◆ **Written instruction**
The data below needs to be returned exactly, line for line.
BEGIN
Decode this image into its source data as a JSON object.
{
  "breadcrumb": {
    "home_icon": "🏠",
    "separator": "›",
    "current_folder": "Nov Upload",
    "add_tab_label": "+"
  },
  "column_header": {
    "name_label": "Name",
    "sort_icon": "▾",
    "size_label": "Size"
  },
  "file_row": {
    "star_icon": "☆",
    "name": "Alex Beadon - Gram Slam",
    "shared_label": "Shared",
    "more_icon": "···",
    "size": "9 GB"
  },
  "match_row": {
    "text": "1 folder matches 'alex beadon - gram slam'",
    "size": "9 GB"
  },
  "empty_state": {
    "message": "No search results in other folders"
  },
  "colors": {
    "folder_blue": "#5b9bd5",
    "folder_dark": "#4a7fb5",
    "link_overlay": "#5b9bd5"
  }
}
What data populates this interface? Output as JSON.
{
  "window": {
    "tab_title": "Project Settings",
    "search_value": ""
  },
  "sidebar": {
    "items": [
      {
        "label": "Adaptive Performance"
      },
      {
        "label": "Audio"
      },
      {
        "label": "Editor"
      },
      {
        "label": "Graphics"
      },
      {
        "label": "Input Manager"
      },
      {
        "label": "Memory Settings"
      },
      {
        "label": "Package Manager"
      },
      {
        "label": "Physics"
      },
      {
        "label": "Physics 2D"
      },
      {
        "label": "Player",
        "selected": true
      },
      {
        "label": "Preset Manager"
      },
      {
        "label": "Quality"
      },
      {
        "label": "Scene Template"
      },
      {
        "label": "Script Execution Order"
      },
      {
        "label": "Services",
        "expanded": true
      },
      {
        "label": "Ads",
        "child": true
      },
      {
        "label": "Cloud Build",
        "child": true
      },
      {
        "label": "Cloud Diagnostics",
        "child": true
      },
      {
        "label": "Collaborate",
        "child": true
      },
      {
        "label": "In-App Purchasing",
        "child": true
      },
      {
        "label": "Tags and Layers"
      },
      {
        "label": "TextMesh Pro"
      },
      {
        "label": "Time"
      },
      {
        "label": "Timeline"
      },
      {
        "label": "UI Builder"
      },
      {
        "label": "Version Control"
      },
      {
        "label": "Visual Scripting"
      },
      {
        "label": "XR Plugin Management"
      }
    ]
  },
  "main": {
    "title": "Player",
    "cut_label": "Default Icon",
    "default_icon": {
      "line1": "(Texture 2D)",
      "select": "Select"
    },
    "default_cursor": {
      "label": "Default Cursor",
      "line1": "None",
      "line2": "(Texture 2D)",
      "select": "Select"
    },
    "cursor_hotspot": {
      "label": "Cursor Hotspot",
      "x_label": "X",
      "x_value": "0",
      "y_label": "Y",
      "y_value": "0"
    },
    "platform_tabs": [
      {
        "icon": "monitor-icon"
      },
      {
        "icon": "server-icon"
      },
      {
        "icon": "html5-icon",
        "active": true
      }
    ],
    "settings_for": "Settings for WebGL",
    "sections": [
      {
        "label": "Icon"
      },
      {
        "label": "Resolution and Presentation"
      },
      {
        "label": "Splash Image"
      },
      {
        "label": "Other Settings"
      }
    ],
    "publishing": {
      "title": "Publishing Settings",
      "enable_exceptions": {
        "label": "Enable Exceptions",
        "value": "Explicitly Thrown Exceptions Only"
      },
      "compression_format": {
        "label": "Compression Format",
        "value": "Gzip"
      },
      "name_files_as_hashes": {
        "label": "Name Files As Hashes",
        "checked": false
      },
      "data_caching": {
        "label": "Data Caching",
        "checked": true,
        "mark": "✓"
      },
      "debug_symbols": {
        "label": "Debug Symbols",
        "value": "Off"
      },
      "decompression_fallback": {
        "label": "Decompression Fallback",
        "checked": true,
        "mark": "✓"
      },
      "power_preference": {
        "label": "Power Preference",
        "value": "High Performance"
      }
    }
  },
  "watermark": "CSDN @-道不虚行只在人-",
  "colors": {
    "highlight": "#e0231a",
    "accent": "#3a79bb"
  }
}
END
◆ **Answer to this exercise**
Decode this image into its source data as a JSON object.
{
  "breadcrumb": {
    "home_icon": "🏠",
    "separator": "›",
    "current_folder": "Nov Upload",
    "add_tab_label": "+"
  },
  "column_header": {
    "name_label": "Name",
    "sort_icon": "▾",
    "size_label": "Size"
  },
  "file_row": {
    "star_icon": "☆",
    "name": "Alex Beadon - Gram Slam",
    "shared_label": "Shared",
    "more_icon": "···",
    "size": "9 GB"
  },
  "match_row": {
    "text": "1 folder matches 'alex beadon - gram slam'",
    "size": "9 GB"
  },
  "empty_state": {
    "message": "No search results in other folders"
  },
  "colors": {
    "folder_blue": "#5b9bd5",
    "folder_dark": "#4a7fb5",
    "link_overlay": "#5b9bd5"
  }
}
What data populates this interface? Output as JSON.
{
  "window": {
    "tab_title": "Project Settings",
    "search_value": ""
  },
  "sidebar": {
    "items": [
      {
        "label": "Adaptive Performance"
      },
      {
        "label": "Audio"
      },
      {
        "label": "Editor"
      },
      {
        "label": "Graphics"
      },
      {
        "label": "Input Manager"
      },
      {
        "label": "Memory Settings"
      },
      {
        "label": "Package Manager"
      },
      {
        "label": "Physics"
      },
      {
        "label": "Physics 2D"
      },
      {
        "label": "Player",
        "selected": true
      },
      {
        "label": "Preset Manager"
      },
      {
        "label": "Quality"
      },
      {
        "label": "Scene Template"
      },
      {
        "label": "Script Execution Order"
      },
      {
        "label": "Services",
        "expanded": true
      },
      {
        "label": "Ads",
        "child": true
      },
      {
        "label": "Cloud Build",
        "child": true
      },
      {
        "label": "Cloud Diagnostics",
        "child": true
      },
      {
        "label": "Collaborate",
        "child": true
      },
      {
        "label": "In-App Purchasing",
        "child": true
      },
      {
        "label": "Tags and Layers"
      },
      {
        "label": "TextMesh Pro"
      },
      {
        "label": "Time"
      },
      {
        "label": "Timeline"
      },
      {
        "label": "UI Builder"
      },
      {
        "label": "Version Control"
      },
      {
        "label": "Visual Scripting"
      },
      {
        "label": "XR Plugin Management"
      }
    ]
  },
  "main": {
    "title": "Player",
    "cut_label": "Default Icon",
    "default_icon": {
      "line1": "(Texture 2D)",
      "select": "Select"
    },
    "default_cursor": {
      "label": "Default Cursor",
      "line1": "None",
      "line2": "(Texture 2D)",
      "select": "Select"
    },
    "cursor_hotspot": {
      "label": "Cursor Hotspot",
      "x_label": "X",
      "x_value": "0",
      "y_label": "Y",
      "y_value": "0"
    },
    "platform_tabs": [
      {
        "icon": "monitor-icon"
      },
      {
        "icon": "server-icon"
      },
      {
        "icon": "html5-icon",
        "active": true
      }
    ],
    "settings_for": "Settings for WebGL",
    "sections": [
      {
        "label": "Icon"
      },
      {
        "label": "Resolution and Presentation"
      },
      {
        "label": "Splash Image"
      },
      {
        "label": "Other Settings"
      }
    ],
    "publishing": {
      "title": "Publishing Settings",
      "enable_exceptions": {
        "label": "Enable Exceptions",
        "value": "Explicitly Thrown Exceptions Only"
      },
      "compression_format": {
        "label": "Compression Format",
        "value": "Gzip"
      },
      "name_files_as_hashes": {
        "label": "Name Files As Hashes",
        "checked": false
      },
      "data_caching": {
        "label": "Data Caching",
        "checked": true,
        "mark": "✓"
      },
      "debug_symbols": {
        "label": "Debug Symbols",
        "value": "Off"
      },
      "decompression_fallback": {
        "label": "Decompression Fallback",
        "checked": true,
        "mark": "✓"
      },
      "power_preference": {
        "label": "Power Preference",
        "value": "High Performance"
      }
    }
  },
  "watermark": "CSDN @-道不虚行只在人-",
  "colors": {
    "highlight": "#e0231a",
    "accent": "#3a79bb"
  }
}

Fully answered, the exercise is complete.